** start **
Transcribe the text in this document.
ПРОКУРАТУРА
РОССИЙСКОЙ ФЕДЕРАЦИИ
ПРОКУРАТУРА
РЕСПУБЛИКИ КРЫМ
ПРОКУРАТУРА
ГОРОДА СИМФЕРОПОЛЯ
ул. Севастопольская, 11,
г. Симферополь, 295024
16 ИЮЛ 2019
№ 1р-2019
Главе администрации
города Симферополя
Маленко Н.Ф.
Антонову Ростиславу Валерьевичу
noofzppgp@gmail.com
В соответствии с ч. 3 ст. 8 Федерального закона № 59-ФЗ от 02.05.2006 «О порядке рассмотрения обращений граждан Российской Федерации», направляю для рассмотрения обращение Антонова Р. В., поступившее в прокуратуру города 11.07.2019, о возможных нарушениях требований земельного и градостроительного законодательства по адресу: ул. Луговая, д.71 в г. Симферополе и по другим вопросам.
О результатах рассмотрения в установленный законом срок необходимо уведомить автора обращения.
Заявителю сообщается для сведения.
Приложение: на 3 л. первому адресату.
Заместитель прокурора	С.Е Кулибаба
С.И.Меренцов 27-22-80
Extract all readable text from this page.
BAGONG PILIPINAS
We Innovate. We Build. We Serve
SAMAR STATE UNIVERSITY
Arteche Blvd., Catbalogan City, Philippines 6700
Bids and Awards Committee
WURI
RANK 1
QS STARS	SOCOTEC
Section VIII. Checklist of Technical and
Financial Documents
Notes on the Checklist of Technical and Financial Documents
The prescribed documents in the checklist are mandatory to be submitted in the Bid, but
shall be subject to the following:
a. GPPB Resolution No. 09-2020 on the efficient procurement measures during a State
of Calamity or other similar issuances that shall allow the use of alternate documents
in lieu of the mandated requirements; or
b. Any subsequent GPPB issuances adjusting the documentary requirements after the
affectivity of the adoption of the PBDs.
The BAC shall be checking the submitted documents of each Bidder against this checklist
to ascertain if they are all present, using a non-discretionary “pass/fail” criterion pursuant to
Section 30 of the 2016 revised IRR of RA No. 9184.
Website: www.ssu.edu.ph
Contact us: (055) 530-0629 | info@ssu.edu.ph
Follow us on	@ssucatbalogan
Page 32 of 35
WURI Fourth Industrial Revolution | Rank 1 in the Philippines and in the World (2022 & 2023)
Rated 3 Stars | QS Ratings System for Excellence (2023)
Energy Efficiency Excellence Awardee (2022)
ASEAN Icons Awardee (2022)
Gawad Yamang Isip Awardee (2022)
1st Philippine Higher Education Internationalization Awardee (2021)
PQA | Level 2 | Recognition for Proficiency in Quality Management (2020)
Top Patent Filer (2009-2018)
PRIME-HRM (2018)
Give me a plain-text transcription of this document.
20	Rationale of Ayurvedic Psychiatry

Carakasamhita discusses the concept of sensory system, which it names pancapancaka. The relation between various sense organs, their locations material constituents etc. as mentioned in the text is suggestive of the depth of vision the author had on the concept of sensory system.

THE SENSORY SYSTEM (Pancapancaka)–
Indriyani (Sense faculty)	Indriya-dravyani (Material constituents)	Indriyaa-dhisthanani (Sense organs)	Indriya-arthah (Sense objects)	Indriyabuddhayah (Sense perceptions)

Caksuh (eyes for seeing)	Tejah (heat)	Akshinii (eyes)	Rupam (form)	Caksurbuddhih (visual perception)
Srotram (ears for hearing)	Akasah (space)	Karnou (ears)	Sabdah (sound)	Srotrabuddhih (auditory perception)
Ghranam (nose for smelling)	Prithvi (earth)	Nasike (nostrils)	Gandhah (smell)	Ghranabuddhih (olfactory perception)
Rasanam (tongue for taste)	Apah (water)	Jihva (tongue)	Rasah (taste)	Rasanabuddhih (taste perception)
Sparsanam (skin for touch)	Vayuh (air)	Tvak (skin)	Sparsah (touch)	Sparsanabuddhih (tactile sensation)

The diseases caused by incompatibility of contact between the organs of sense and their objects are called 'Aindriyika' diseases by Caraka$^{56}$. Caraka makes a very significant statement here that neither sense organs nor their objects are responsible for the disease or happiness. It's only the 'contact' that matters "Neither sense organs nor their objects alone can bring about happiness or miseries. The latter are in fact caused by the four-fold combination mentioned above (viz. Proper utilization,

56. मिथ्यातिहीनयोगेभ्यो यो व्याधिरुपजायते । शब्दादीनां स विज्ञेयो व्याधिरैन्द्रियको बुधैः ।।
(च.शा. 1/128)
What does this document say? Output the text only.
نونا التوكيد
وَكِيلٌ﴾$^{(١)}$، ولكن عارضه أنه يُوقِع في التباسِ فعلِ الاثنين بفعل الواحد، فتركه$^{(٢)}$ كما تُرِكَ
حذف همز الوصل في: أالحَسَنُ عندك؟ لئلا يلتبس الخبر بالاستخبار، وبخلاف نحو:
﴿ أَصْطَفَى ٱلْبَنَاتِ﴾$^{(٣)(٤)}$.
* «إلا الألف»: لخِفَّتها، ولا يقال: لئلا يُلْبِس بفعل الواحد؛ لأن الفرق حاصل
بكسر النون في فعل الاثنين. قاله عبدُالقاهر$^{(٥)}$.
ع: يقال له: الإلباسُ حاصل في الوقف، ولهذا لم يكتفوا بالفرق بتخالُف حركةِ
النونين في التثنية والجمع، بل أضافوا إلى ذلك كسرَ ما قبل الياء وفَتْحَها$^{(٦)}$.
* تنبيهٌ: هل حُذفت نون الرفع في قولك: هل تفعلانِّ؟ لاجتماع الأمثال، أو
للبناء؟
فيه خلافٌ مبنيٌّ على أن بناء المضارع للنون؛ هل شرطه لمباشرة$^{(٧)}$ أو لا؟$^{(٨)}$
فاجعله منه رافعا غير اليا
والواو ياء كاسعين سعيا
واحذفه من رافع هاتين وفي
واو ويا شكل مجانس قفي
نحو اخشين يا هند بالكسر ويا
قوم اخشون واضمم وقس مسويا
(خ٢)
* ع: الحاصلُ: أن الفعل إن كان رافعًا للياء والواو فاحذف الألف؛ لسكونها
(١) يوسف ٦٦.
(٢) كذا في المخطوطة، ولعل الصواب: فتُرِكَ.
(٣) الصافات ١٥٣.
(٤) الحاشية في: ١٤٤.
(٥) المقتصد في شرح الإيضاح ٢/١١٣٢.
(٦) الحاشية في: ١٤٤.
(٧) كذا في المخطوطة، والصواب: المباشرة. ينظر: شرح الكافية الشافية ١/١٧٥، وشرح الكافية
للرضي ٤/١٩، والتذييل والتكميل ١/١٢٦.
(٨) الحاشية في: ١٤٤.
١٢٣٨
** end **
_Written exercise_
Extract the full listing above without alteration.

_Task answer_
Transcribe the text in this document.
ПРОКУРАТУРА
РОССИЙСКОЙ ФЕДЕРАЦИИ
ПРОКУРАТУРА
РЕСПУБЛИКИ КРЫМ
ПРОКУРАТУРА
ГОРОДА СИМФЕРОПОЛЯ
ул. Севастопольская, 11,
г. Симферополь, 295024
16 ИЮЛ 2019
№ 1р-2019
Главе администрации
города Симферополя
Маленко Н.Ф.
Антонову Ростиславу Валерьевичу
noofzppgp@gmail.com
В соответствии с ч. 3 ст. 8 Федерального закона № 59-ФЗ от 02.05.2006 «О порядке рассмотрения обращений граждан Российской Федерации», направляю для рассмотрения обращение Антонова Р. В., поступившее в прокуратуру города 11.07.2019, о возможных нарушениях требований земельного и градостроительного законодательства по адресу: ул. Луговая, д.71 в г. Симферополе и по другим вопросам.
О результатах рассмотрения в установленный законом срок необходимо уведомить автора обращения.
Заявителю сообщается для сведения.
Приложение: на 3 л. первому адресату.
Заместитель прокурора	С.Е Кулибаба
С.И.Меренцов 27-22-80
Extract all readable text from this page.
BAGONG PILIPINAS
We Innovate. We Build. We Serve
SAMAR STATE UNIVERSITY
Arteche Blvd., Catbalogan City, Philippines 6700
Bids and Awards Committee
WURI
RANK 1
QS STARS	SOCOTEC
Section VIII. Checklist of Technical and
Financial Documents
Notes on the Checklist of Technical and Financial Documents
The prescribed documents in the checklist are mandatory to be submitted in the Bid, but
shall be subject to the following:
a. GPPB Resolution No. 09-2020 on the efficient procurement measures during a State
of Calamity or other similar issuances that shall allow the use of alternate documents
in lieu of the mandated requirements; or
b. Any subsequent GPPB issuances adjusting the documentary requirements after the
affectivity of the adoption of the PBDs.
The BAC shall be checking the submitted documents of each Bidder against this checklist
to ascertain if they are all present, using a non-discretionary “pass/fail” criterion pursuant to
Section 30 of the 2016 revised IRR of RA No. 9184.
Website: www.ssu.edu.ph
Contact us: (055) 530-0629 | info@ssu.edu.ph
Follow us on	@ssucatbalogan
Page 32 of 35
WURI Fourth Industrial Revolution | Rank 1 in the Philippines and in the World (2022 & 2023)
Rated 3 Stars | QS Ratings System for Excellence (2023)
Energy Efficiency Excellence Awardee (2022)
ASEAN Icons Awardee (2022)
Gawad Yamang Isip Awardee (2022)
1st Philippine Higher Education Internationalization Awardee (2021)
PQA | Level 2 | Recognition for Proficiency in Quality Management (2020)
Top Patent Filer (2009-2018)
PRIME-HRM (2018)
Give me a plain-text transcription of this document.
20	Rationale of Ayurvedic Psychiatry

Carakasamhita discusses the concept of sensory system, which it names pancapancaka. The relation between various sense organs, their locations material constituents etc. as mentioned in the text is suggestive of the depth of vision the author had on the concept of sensory system.

THE SENSORY SYSTEM (Pancapancaka)–
Indriyani (Sense faculty)	Indriya-dravyani (Material constituents)	Indriyaa-dhisthanani (Sense organs)	Indriya-arthah (Sense objects)	Indriyabuddhayah (Sense perceptions)

Caksuh (eyes for seeing)	Tejah (heat)	Akshinii (eyes)	Rupam (form)	Caksurbuddhih (visual perception)
Srotram (ears for hearing)	Akasah (space)	Karnou (ears)	Sabdah (sound)	Srotrabuddhih (auditory perception)
Ghranam (nose for smelling)	Prithvi (earth)	Nasike (nostrils)	Gandhah (smell)	Ghranabuddhih (olfactory perception)
Rasanam (tongue for taste)	Apah (water)	Jihva (tongue)	Rasah (taste)	Rasanabuddhih (taste perception)
Sparsanam (skin for touch)	Vayuh (air)	Tvak (skin)	Sparsah (touch)	Sparsanabuddhih (tactile sensation)

The diseases caused by incompatibility of contact between the organs of sense and their objects are called 'Aindriyika' diseases by Caraka$^{56}$. Caraka makes a very significant statement here that neither sense organs nor their objects are responsible for the disease or happiness. It's only the 'contact' that matters "Neither sense organs nor their objects alone can bring about happiness or miseries. The latter are in fact caused by the four-fold combination mentioned above (viz. Proper utilization,

56. मिथ्यातिहीनयोगेभ्यो यो व्याधिरुपजायते । शब्दादीनां स विज्ञेयो व्याधिरैन्द्रियको बुधैः ।।
(च.शा. 1/128)
What does this document say? Output the text only.
نونا التوكيد
وَكِيلٌ﴾$^{(١)}$، ولكن عارضه أنه يُوقِع في التباسِ فعلِ الاثنين بفعل الواحد، فتركه$^{(٢)}$ كما تُرِكَ
حذف همز الوصل في: أالحَسَنُ عندك؟ لئلا يلتبس الخبر بالاستخبار، وبخلاف نحو:
﴿ أَصْطَفَى ٱلْبَنَاتِ﴾$^{(٣)(٤)}$.
* «إلا الألف»: لخِفَّتها، ولا يقال: لئلا يُلْبِس بفعل الواحد؛ لأن الفرق حاصل
بكسر النون في فعل الاثنين. قاله عبدُالقاهر$^{(٥)}$.
ع: يقال له: الإلباسُ حاصل في الوقف، ولهذا لم يكتفوا بالفرق بتخالُف حركةِ
النونين في التثنية والجمع، بل أضافوا إلى ذلك كسرَ ما قبل الياء وفَتْحَها$^{(٦)}$.
* تنبيهٌ: هل حُذفت نون الرفع في قولك: هل تفعلانِّ؟ لاجتماع الأمثال، أو
للبناء؟
فيه خلافٌ مبنيٌّ على أن بناء المضارع للنون؛ هل شرطه لمباشرة$^{(٧)}$ أو لا؟$^{(٨)}$
فاجعله منه رافعا غير اليا
والواو ياء كاسعين سعيا
واحذفه من رافع هاتين وفي
واو ويا شكل مجانس قفي
نحو اخشين يا هند بالكسر ويا
قوم اخشون واضمم وقس مسويا
(خ٢)
* ع: الحاصلُ: أن الفعل إن كان رافعًا للياء والواو فاحذف الألف؛ لسكونها
(١) يوسف ٦٦.
(٢) كذا في المخطوطة، ولعل الصواب: فتُرِكَ.
(٣) الصافات ١٥٣.
(٤) الحاشية في: ١٤٤.
(٥) المقتصد في شرح الإيضاح ٢/١١٣٢.
(٦) الحاشية في: ١٤٤.
(٧) كذا في المخطوطة، والصواب: المباشرة. ينظر: شرح الكافية الشافية ١/١٧٥، وشرح الكافية
للرضي ٤/١٩، والتذييل والتكميل ١/١٢٦.
(٨) الحاشية في: ١٤٤.
١٢٣٨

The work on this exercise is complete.